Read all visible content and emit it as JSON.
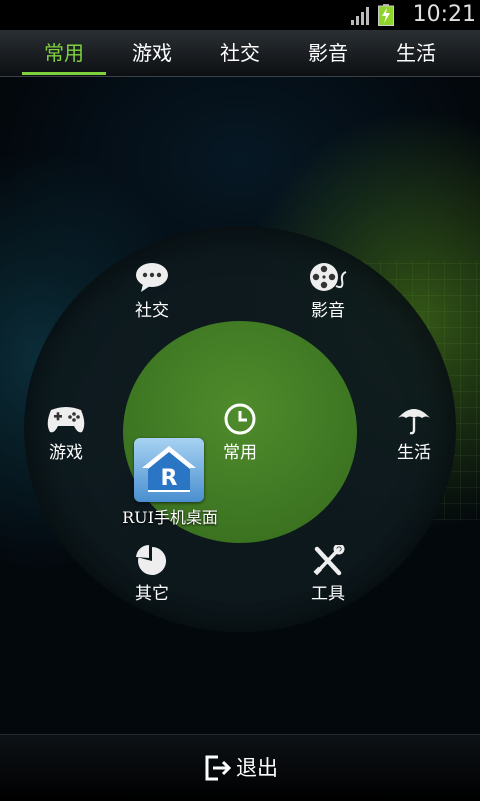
{
  "status_bar": {
    "time": "10:21"
  },
  "tabs": [
    {
      "label": "常用",
      "active": true
    },
    {
      "label": "游戏",
      "active": false
    },
    {
      "label": "社交",
      "active": false
    },
    {
      "label": "影音",
      "active": false
    },
    {
      "label": "生活",
      "active": false
    }
  ],
  "wheel": {
    "center": {
      "label": "常用",
      "icon": "clock-icon"
    },
    "items": [
      {
        "label": "社交",
        "icon": "chat-bubble-icon"
      },
      {
        "label": "影音",
        "icon": "film-reel-icon"
      },
      {
        "label": "游戏",
        "icon": "gamepad-icon"
      },
      {
        "label": "生活",
        "icon": "umbrella-icon"
      },
      {
        "label": "其它",
        "icon": "pie-chart-icon"
      },
      {
        "label": "工具",
        "icon": "wrench-screwdriver-icon"
      }
    ]
  },
  "shortcut": {
    "label": "RUI手机桌面",
    "icon": "rui-house-icon"
  },
  "bottom": {
    "exit_label": "退出",
    "icon": "exit-icon"
  },
  "colors": {
    "accent": "#7ed23e",
    "inner_disc": "#3f7a22",
    "battery": "#8fd42a"
  }
}
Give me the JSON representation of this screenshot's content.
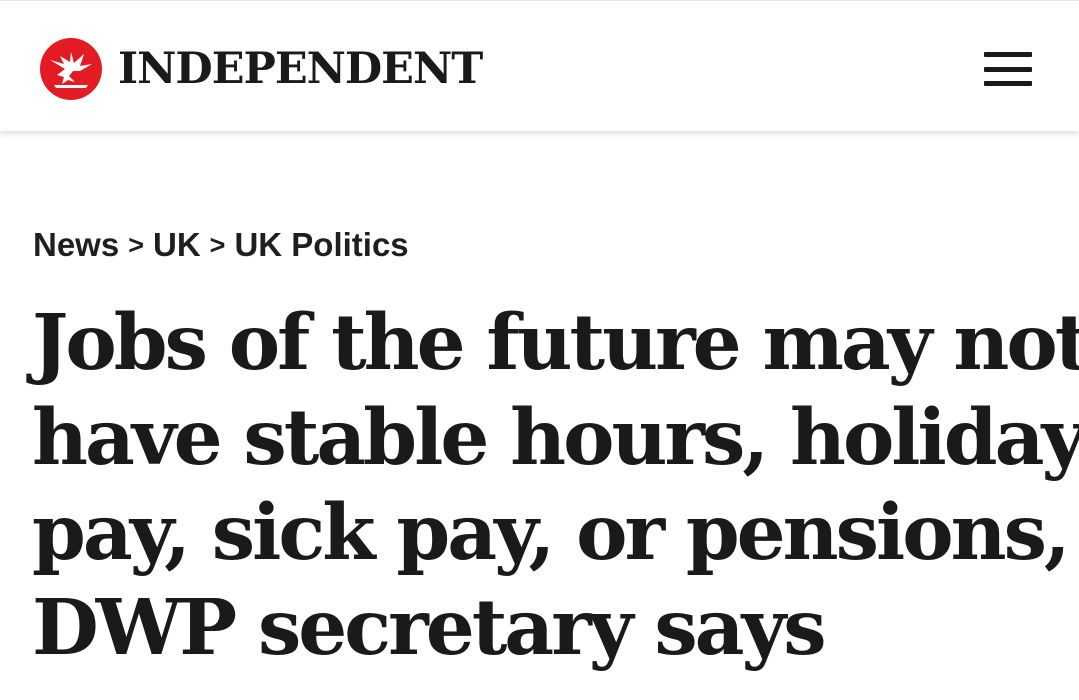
{
  "header": {
    "brand_name": "INDEPENDENT",
    "logo_icon": "eagle-logo-icon",
    "menu_icon": "hamburger-menu-icon",
    "brand_color": "#e31b23"
  },
  "breadcrumb": {
    "items": [
      "News",
      "UK",
      "UK Politics"
    ],
    "separator": ">"
  },
  "article": {
    "headline_lines": [
      "Jobs of the future may not",
      "have stable hours, holiday",
      "pay, sick pay, or pensions,",
      "DWP secretary says"
    ]
  }
}
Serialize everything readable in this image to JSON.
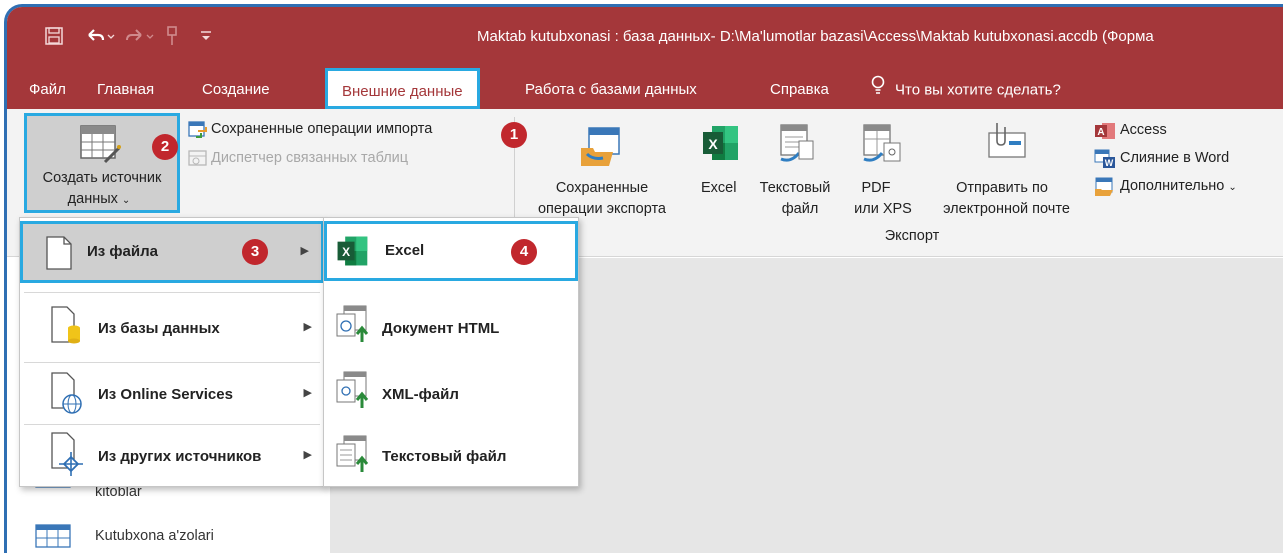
{
  "window": {
    "title": "Maktab kutubxonasi : база данных- D:\\Ma'lumotlar bazasi\\Access\\Maktab kutubxonasi.accdb (Форма",
    "quick_access": [
      "save-icon",
      "undo-icon",
      "redo-icon",
      "pin-icon",
      "customize-icon"
    ]
  },
  "tabs": [
    {
      "label": "Файл"
    },
    {
      "label": "Главная"
    },
    {
      "label": "Создание"
    },
    {
      "label": "Внешние данные",
      "active": true
    },
    {
      "label": "Работа с базами данных"
    },
    {
      "label": "Справка"
    },
    {
      "label": "Что вы хотите сделать?",
      "icon": "lightbulb-icon"
    }
  ],
  "ribbon": {
    "import_group": {
      "create_source_line1": "Создать источник",
      "create_source_line2": "данных",
      "saved_imports": "Сохраненные операции импорта",
      "linked_table_manager": "Диспетчер связанных таблиц"
    },
    "export_group": {
      "saved_exports_line1": "Сохраненные",
      "saved_exports_line2": "операции экспорта",
      "excel": "Excel",
      "text_file_line1": "Текстовый",
      "text_file_line2": "файл",
      "pdf_line1": "PDF",
      "pdf_line2": "или XPS",
      "email_line1": "Отправить по",
      "email_line2": "электронной почте",
      "access": "Access",
      "word_merge": "Слияние в Word",
      "more": "Дополнительно",
      "group_label": "Экспорт"
    }
  },
  "badges": {
    "b1": "1",
    "b2": "2",
    "b3": "3",
    "b4": "4"
  },
  "menu_sources": [
    {
      "label": "Из файла",
      "selected": true
    },
    {
      "label": "Из базы данных"
    },
    {
      "label": "Из Online Services"
    },
    {
      "label": "Из других источников"
    }
  ],
  "menu_file_types": [
    {
      "label": "Excel",
      "selected": true
    },
    {
      "label": "Документ HTML"
    },
    {
      "label": "XML-файл"
    },
    {
      "label": "Текстовый файл"
    }
  ],
  "nav_pane": {
    "items": [
      "kitoblar",
      "Kutubxona a'zolari"
    ]
  },
  "colors": {
    "access_red": "#a4373a",
    "highlight_blue": "#29a9e1",
    "badge_red": "#c1272d",
    "frame_blue": "#2f6fb3"
  }
}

## TO DO
Leave out the pictures and repeat everything else in the records exactly.

## ANSWER TO THE EXERCISE
Read all visible content and emit it as JSON.
{
  "status_bar": {
    "time": "10:21"
  },
  "tabs": [
    {
      "label": "常用",
      "active": true
    },
    {
      "label": "游戏",
      "active": false
    },
    {
      "label": "社交",
      "active": false
    },
    {
      "label": "影音",
      "active": false
    },
    {
      "label": "生活",
      "active": false
    }
  ],
  "wheel": {
    "center": {
      "label": "常用",
      "icon": "clock-icon"
    },
    "items": [
      {
        "label": "社交",
        "icon": "chat-bubble-icon"
      },
      {
        "label": "影音",
        "icon": "film-reel-icon"
      },
      {
        "label": "游戏",
        "icon": "gamepad-icon"
      },
      {
        "label": "生活",
        "icon": "umbrella-icon"
      },
      {
        "label": "其它",
        "icon": "pie-chart-icon"
      },
      {
        "label": "工具",
        "icon": "wrench-screwdriver-icon"
      }
    ]
  },
  "shortcut": {
    "label": "RUI手机桌面",
    "icon": "rui-house-icon"
  },
  "bottom": {
    "exit_label": "退出",
    "icon": "exit-icon"
  },
  "colors": {
    "accent": "#7ed23e",
    "inner_disc": "#3f7a22",
    "battery": "#8fd42a"
  }
}
Give me the JSON representation of this screenshot's content.
{
  "header": {
    "brand_name": "INDEPENDENT",
    "logo_icon": "eagle-logo-icon",
    "menu_icon": "hamburger-menu-icon",
    "brand_color": "#e31b23"
  },
  "breadcrumb": {
    "items": [
      "News",
      "UK",
      "UK Politics"
    ],
    "separator": ">"
  },
  "article": {
    "headline_lines": [
      "Jobs of the future may not",
      "have stable hours, holiday",
      "pay, sick pay, or pensions,",
      "DWP secretary says"
    ]
  }
}
Serialize everything readable in this image to JSON.
{
  "window": {
    "title": "Maktab kutubxonasi : база данных- D:\\Ma'lumotlar bazasi\\Access\\Maktab kutubxonasi.accdb (Форма",
    "quick_access": [
      "save-icon",
      "undo-icon",
      "redo-icon",
      "pin-icon",
      "customize-icon"
    ]
  },
  "tabs": [
    {
      "label": "Файл"
    },
    {
      "label": "Главная"
    },
    {
      "label": "Создание"
    },
    {
      "label": "Внешние данные",
      "active": true
    },
    {
      "label": "Работа с базами данных"
    },
    {
      "label": "Справка"
    },
    {
      "label": "Что вы хотите сделать?",
      "icon": "lightbulb-icon"
    }
  ],
  "ribbon": {
    "import_group": {
      "create_source_line1": "Создать источник",
      "create_source_line2": "данных",
      "saved_imports": "Сохраненные операции импорта",
      "linked_table_manager": "Диспетчер связанных таблиц"
    },
    "export_group": {
      "saved_exports_line1": "Сохраненные",
      "saved_exports_line2": "операции экспорта",
      "excel": "Excel",
      "text_file_line1": "Текстовый",
      "text_file_line2": "файл",
      "pdf_line1": "PDF",
      "pdf_line2": "или XPS",
      "email_line1": "Отправить по",
      "email_line2": "электронной почте",
      "access": "Access",
      "word_merge": "Слияние в Word",
      "more": "Дополнительно",
      "group_label": "Экспорт"
    }
  },
  "badges": {
    "b1": "1",
    "b2": "2",
    "b3": "3",
    "b4": "4"
  },
  "menu_sources": [
    {
      "label": "Из файла",
      "selected": true
    },
    {
      "label": "Из базы данных"
    },
    {
      "label": "Из Online Services"
    },
    {
      "label": "Из других источников"
    }
  ],
  "menu_file_types": [
    {
      "label": "Excel",
      "selected": true
    },
    {
      "label": "Документ HTML"
    },
    {
      "label": "XML-файл"
    },
    {
      "label": "Текстовый файл"
    }
  ],
  "nav_pane": {
    "items": [
      "kitoblar",
      "Kutubxona a'zolari"
    ]
  },
  "colors": {
    "access_red": "#a4373a",
    "highlight_blue": "#29a9e1",
    "badge_red": "#c1272d",
    "frame_blue": "#2f6fb3"
  }
}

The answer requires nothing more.